▸ **Your task**
How many lines in these records hold the string "screenshot"? Reply with the number alone.

▸ **Records from a data source**
>> START

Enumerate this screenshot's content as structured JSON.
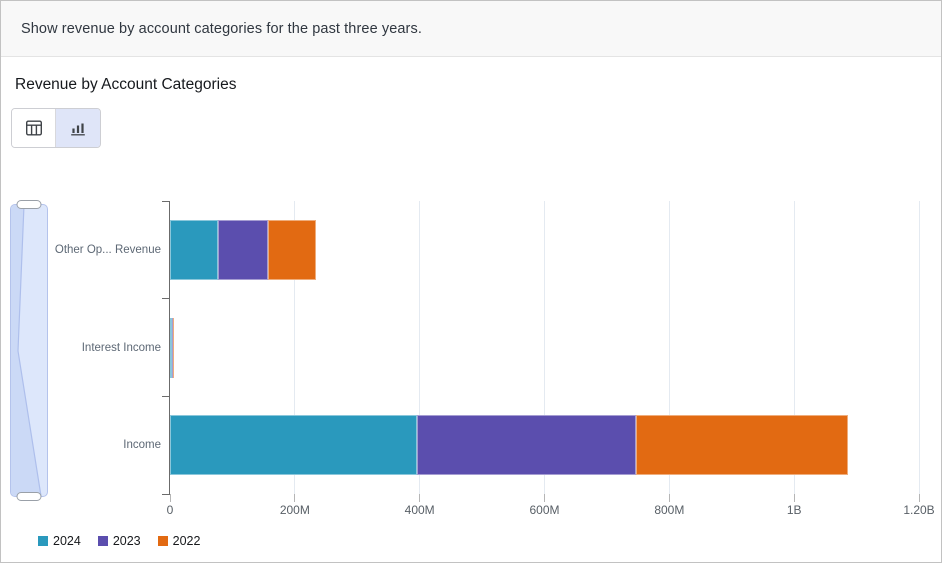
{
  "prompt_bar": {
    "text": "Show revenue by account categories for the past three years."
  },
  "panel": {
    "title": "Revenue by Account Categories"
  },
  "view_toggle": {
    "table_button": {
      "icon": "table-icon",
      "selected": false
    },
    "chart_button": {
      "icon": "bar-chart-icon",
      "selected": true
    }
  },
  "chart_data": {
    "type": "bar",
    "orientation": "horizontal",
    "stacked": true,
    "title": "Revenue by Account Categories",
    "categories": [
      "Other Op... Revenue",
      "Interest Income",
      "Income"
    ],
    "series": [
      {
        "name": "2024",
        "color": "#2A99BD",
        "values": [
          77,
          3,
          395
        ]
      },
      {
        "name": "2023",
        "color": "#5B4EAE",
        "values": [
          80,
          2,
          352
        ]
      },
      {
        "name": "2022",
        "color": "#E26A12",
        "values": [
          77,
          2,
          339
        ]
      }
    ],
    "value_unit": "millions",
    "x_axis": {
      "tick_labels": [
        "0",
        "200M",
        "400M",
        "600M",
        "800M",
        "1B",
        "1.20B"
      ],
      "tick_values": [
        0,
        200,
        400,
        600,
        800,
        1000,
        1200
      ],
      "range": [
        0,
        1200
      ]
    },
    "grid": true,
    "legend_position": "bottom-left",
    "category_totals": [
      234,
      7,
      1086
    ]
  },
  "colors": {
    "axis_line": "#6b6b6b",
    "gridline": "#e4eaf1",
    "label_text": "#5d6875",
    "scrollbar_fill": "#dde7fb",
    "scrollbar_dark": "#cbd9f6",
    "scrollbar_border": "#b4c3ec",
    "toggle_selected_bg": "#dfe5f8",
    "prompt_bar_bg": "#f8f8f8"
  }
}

>> END
>> START

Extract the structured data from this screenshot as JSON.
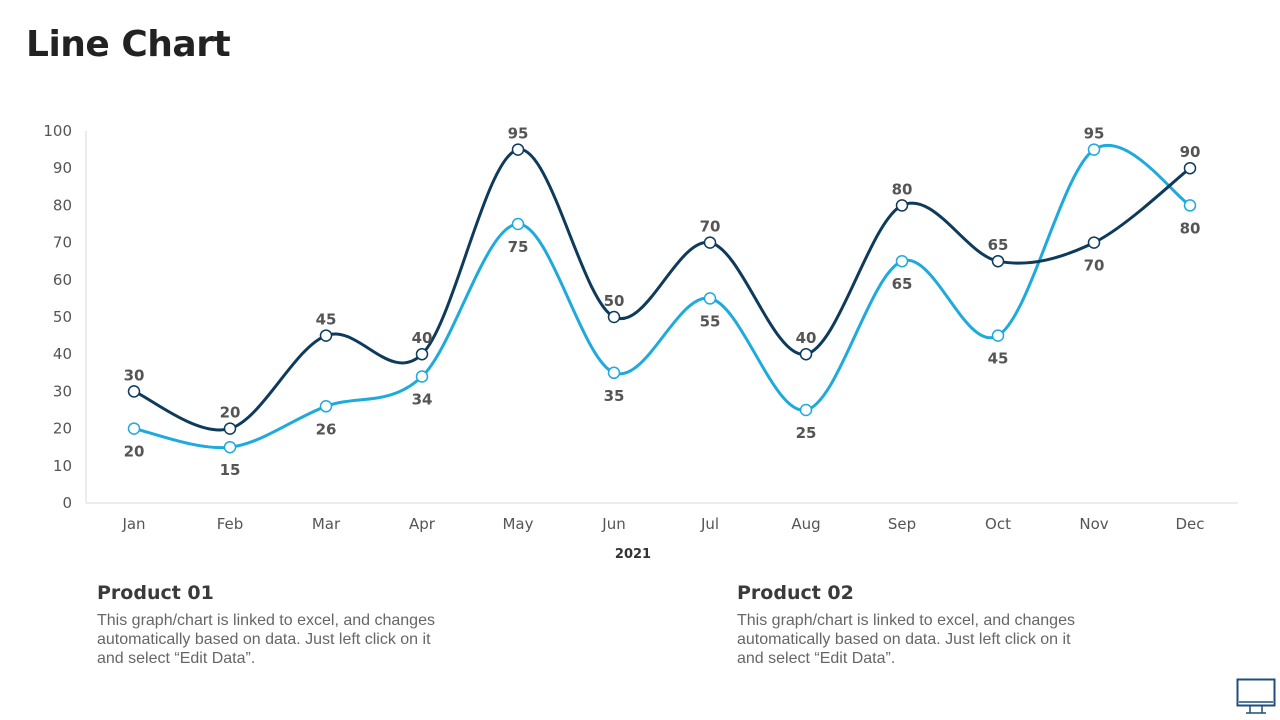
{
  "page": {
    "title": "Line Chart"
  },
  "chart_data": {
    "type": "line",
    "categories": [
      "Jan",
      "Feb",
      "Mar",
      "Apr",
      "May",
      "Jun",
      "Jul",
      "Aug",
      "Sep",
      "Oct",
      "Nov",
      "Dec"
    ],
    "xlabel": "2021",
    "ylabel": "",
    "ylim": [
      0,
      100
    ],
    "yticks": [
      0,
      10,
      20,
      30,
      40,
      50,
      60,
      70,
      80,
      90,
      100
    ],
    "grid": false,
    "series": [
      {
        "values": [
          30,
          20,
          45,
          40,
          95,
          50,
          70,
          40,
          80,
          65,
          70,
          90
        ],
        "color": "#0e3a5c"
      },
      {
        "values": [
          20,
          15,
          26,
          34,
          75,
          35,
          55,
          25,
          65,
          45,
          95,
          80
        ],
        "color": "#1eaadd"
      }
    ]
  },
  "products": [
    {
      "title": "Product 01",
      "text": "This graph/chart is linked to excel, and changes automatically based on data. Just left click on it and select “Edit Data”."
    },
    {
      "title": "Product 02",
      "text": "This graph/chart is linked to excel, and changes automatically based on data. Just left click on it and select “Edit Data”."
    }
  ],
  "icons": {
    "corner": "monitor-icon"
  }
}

>> END

▸ **The completed task**
2